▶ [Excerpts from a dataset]
☆ ☆ ☆ ☆ ☆

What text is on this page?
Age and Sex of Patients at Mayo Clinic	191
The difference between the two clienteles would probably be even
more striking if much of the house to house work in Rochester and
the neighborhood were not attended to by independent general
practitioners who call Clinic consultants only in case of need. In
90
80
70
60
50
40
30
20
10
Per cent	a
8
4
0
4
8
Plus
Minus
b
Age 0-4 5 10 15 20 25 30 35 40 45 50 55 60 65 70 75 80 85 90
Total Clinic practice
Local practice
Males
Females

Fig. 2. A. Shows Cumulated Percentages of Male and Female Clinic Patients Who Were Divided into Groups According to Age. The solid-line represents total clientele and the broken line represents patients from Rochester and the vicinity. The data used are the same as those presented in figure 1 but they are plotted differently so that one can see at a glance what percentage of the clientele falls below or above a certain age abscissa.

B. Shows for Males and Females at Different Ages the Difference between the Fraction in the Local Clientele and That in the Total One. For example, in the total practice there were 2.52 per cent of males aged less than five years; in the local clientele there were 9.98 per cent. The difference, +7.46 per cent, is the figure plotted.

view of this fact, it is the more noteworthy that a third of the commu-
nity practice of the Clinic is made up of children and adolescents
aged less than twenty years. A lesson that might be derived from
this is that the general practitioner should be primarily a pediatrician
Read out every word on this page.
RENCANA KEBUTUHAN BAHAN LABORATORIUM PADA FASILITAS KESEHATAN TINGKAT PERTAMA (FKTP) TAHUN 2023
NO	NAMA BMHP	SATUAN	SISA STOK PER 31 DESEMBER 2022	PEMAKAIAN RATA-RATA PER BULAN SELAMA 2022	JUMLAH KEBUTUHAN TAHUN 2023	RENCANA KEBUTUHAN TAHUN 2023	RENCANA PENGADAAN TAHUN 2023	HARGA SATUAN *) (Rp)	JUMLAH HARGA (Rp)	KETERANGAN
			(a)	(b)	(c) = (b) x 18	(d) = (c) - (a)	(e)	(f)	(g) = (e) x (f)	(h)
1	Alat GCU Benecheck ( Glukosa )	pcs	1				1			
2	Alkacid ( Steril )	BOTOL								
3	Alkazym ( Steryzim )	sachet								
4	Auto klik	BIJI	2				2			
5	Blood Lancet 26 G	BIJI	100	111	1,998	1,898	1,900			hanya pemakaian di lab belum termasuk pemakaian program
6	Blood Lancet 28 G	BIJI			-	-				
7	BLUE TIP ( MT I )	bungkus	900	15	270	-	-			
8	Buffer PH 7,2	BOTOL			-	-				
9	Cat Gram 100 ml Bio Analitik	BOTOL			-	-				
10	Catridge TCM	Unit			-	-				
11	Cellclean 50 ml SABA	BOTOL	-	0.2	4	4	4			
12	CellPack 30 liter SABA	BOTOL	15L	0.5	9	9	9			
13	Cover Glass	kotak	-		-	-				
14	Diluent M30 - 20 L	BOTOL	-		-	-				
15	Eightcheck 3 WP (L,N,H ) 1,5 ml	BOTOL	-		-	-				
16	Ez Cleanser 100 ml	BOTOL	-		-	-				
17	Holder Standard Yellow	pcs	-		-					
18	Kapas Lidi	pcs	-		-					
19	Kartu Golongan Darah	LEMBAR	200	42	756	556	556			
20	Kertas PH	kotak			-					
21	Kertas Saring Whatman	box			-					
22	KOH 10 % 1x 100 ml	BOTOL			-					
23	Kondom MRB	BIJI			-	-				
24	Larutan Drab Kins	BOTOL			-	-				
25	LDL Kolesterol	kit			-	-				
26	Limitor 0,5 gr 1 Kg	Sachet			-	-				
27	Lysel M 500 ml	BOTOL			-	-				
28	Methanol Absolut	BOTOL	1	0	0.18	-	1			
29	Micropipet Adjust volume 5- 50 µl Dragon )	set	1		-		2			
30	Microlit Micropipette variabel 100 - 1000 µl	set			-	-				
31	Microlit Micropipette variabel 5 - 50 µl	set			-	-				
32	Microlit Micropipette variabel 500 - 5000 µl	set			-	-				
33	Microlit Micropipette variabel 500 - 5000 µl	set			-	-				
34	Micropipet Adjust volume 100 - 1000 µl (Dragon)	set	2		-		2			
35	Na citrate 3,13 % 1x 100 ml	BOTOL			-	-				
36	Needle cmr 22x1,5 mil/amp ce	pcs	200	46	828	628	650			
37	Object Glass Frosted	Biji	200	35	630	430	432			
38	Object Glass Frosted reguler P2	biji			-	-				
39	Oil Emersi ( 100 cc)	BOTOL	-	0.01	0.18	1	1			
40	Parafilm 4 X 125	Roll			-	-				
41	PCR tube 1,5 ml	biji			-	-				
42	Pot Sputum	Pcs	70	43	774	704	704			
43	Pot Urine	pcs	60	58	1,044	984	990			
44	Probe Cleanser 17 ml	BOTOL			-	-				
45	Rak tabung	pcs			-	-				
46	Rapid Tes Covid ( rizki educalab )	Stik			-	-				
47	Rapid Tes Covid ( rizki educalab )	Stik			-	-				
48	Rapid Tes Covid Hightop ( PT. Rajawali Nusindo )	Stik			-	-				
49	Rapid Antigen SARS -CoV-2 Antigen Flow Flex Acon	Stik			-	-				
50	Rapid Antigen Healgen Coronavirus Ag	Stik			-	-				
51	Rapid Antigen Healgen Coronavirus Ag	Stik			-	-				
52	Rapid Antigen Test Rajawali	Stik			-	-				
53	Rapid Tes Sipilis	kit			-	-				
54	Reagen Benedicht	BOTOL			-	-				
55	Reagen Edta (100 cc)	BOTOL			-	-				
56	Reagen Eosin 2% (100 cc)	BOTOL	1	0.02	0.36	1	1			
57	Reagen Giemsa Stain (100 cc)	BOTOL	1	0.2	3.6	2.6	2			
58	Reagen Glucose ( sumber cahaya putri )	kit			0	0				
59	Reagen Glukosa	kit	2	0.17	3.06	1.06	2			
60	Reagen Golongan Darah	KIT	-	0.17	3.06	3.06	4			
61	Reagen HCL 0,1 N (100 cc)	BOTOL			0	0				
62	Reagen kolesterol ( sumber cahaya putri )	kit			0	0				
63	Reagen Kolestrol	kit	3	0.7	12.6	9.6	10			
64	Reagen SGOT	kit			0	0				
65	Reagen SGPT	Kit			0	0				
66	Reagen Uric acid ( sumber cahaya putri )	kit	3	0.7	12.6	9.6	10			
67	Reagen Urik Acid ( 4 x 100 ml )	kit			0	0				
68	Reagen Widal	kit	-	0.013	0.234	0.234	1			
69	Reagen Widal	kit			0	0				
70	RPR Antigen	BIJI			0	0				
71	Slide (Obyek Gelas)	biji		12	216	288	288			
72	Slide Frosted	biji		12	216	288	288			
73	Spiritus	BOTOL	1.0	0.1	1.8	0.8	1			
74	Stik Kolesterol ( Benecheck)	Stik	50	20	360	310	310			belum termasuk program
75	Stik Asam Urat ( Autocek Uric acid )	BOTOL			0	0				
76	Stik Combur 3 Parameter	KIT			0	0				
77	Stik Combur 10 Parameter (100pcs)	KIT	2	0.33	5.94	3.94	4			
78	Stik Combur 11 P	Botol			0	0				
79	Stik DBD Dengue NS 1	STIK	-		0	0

☆ ☆ ☆ ☆ ☆

▶ [Exercise instructions] Find the string "aged" in the entries above and return each line that holds it.

▶ [Task answer]
B. Shows for Males and Females at Different Ages the Difference between the Fraction in the Local Clientele and That in the Total One. For example, in the total practice there were 2.52 per cent of males aged less than five years; in the local clientele there were 9.98 per cent. The difference, +7.46 per cent, is the figure plotted.
aged less than twenty years. A lesson that might be derived from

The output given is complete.